## Material to process:
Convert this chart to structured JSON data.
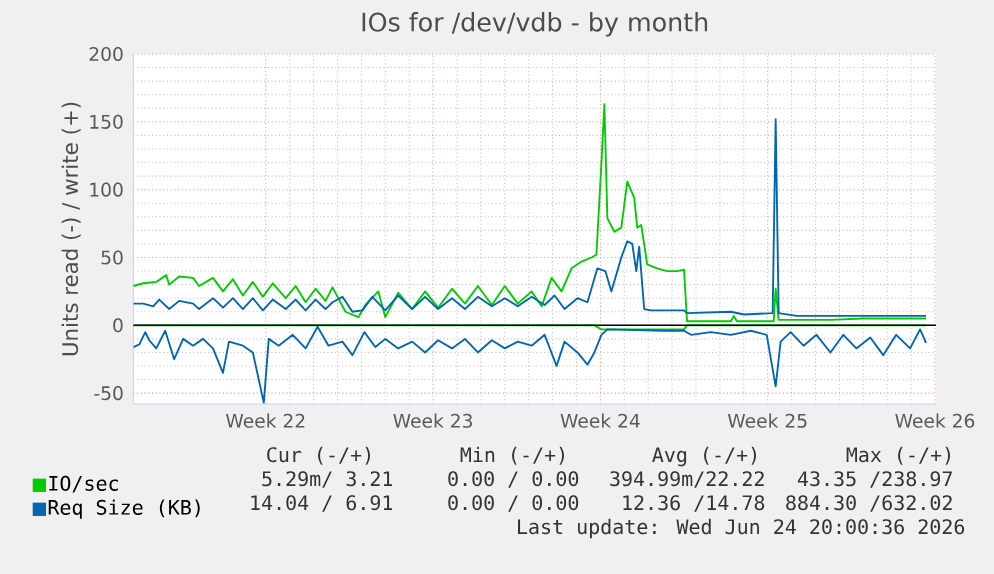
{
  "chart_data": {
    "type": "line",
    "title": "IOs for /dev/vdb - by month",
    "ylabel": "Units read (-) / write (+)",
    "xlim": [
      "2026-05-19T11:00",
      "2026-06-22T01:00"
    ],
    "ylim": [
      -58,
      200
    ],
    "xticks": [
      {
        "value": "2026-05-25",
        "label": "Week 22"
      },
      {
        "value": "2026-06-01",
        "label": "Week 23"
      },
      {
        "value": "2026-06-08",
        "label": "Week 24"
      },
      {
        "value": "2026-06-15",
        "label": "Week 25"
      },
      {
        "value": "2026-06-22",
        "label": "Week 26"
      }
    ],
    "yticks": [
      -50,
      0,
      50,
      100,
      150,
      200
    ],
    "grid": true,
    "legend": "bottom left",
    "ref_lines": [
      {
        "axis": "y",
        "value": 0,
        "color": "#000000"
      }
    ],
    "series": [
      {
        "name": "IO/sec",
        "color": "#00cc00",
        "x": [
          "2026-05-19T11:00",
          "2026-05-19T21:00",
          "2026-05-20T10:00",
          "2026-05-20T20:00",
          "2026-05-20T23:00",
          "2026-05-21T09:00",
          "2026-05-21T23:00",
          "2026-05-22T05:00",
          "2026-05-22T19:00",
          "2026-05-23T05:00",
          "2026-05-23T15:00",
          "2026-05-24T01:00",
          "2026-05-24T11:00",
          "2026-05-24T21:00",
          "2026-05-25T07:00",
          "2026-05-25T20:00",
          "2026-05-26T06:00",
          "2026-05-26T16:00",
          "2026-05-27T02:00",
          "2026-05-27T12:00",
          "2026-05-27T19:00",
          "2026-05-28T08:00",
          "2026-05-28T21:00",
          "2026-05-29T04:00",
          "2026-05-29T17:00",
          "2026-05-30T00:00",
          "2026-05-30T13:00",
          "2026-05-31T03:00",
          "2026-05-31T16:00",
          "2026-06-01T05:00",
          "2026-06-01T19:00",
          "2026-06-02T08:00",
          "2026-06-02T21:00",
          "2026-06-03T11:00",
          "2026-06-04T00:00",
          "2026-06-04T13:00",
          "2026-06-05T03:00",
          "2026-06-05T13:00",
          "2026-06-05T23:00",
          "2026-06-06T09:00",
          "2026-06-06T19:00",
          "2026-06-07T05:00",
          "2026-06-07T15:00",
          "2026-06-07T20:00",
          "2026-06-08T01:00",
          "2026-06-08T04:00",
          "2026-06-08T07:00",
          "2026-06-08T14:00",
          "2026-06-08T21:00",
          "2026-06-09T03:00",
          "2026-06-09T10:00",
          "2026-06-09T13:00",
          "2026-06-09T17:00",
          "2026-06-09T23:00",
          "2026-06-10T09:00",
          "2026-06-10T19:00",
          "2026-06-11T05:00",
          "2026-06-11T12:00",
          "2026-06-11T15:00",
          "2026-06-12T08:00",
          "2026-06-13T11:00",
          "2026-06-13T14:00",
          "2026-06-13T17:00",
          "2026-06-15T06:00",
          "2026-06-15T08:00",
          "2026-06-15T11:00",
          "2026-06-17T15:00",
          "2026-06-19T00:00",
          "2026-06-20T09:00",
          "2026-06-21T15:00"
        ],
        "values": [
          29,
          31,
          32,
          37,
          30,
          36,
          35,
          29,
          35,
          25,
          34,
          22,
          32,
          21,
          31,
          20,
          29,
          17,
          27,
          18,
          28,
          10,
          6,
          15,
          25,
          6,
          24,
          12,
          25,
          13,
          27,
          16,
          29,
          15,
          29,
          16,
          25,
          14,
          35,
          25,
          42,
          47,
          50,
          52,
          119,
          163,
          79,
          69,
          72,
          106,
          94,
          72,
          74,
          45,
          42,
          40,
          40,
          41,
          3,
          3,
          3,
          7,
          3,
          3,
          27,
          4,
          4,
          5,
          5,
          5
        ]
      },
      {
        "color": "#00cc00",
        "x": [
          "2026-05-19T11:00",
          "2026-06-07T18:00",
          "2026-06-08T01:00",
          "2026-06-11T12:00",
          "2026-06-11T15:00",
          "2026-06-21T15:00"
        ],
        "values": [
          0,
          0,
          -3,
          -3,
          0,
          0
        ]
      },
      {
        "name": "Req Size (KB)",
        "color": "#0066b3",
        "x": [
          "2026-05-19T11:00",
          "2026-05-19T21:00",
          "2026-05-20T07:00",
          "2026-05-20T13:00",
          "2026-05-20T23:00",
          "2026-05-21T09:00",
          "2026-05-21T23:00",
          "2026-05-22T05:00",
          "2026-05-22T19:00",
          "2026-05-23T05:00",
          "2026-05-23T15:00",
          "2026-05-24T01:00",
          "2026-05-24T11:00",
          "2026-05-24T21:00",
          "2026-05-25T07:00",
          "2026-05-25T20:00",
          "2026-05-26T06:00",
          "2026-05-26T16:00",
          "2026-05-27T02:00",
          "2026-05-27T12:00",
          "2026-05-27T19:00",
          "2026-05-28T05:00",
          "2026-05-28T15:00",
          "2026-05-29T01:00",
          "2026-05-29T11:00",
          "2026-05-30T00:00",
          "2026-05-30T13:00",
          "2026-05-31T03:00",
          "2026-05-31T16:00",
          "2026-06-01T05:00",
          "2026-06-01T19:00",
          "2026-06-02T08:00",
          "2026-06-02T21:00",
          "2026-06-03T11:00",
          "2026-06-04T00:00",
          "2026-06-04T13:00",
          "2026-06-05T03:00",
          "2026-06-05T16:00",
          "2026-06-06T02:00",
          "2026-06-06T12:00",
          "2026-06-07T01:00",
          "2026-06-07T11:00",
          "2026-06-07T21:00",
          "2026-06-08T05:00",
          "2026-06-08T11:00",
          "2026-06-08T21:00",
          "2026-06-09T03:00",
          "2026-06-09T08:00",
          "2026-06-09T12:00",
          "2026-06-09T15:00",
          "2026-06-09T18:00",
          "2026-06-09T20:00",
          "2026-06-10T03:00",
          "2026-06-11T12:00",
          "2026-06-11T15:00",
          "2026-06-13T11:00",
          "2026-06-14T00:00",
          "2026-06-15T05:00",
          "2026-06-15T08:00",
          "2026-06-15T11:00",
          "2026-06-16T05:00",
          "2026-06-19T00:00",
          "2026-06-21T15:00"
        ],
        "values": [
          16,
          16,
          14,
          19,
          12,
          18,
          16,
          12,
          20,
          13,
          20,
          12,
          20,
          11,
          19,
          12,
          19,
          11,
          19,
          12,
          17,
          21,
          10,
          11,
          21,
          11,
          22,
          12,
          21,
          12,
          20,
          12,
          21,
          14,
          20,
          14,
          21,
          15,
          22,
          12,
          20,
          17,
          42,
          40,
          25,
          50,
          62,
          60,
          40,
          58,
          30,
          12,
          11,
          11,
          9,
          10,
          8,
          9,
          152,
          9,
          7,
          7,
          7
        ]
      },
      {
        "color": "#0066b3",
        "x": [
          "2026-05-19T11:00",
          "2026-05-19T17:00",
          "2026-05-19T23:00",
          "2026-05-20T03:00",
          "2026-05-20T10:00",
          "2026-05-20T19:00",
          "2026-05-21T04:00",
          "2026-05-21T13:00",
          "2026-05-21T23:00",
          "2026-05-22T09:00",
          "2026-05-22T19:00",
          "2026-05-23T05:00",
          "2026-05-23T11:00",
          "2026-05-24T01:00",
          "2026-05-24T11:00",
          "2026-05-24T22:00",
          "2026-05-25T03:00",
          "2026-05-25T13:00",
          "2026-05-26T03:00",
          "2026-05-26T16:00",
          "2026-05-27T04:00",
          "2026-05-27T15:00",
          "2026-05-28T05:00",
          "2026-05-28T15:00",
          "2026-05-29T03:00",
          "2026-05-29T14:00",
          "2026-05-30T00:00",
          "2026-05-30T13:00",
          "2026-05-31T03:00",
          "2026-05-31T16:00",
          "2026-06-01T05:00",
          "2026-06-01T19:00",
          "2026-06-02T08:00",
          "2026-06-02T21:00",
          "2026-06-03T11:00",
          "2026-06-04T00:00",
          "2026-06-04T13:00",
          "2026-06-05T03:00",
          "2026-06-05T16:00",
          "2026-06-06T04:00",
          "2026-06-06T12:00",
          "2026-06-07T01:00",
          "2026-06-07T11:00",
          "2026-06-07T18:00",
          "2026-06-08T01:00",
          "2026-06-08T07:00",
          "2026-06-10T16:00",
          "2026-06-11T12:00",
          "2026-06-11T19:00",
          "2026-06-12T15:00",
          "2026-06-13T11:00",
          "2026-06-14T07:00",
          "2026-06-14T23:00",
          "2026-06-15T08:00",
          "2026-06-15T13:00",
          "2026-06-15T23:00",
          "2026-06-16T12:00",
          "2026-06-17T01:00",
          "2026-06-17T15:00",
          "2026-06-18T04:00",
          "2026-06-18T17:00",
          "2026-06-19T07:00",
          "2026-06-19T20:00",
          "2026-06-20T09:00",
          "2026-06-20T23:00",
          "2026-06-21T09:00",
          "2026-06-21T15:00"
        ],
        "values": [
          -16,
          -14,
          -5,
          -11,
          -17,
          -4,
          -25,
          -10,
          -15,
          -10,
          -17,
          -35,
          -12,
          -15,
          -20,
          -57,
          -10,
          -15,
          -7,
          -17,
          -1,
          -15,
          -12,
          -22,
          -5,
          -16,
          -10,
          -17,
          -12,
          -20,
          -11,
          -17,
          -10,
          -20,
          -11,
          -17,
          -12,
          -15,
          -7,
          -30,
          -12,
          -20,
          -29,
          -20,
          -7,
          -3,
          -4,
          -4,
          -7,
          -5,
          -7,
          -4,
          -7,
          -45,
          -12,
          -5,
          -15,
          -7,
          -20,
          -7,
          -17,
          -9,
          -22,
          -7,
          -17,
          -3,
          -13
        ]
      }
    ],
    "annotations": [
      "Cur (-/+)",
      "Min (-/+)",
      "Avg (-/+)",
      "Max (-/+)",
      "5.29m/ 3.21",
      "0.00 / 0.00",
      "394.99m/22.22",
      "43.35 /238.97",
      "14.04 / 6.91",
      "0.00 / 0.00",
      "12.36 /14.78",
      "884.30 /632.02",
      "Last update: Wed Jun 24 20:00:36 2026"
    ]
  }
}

## Problem description:
Collect the complete line wherever the string "Week" appears in the records.

## Output for this exercise:
        "label": "Week 22"
        "label": "Week 23"
        "label": "Week 24"
        "label": "Week 25"
        "label": "Week 26"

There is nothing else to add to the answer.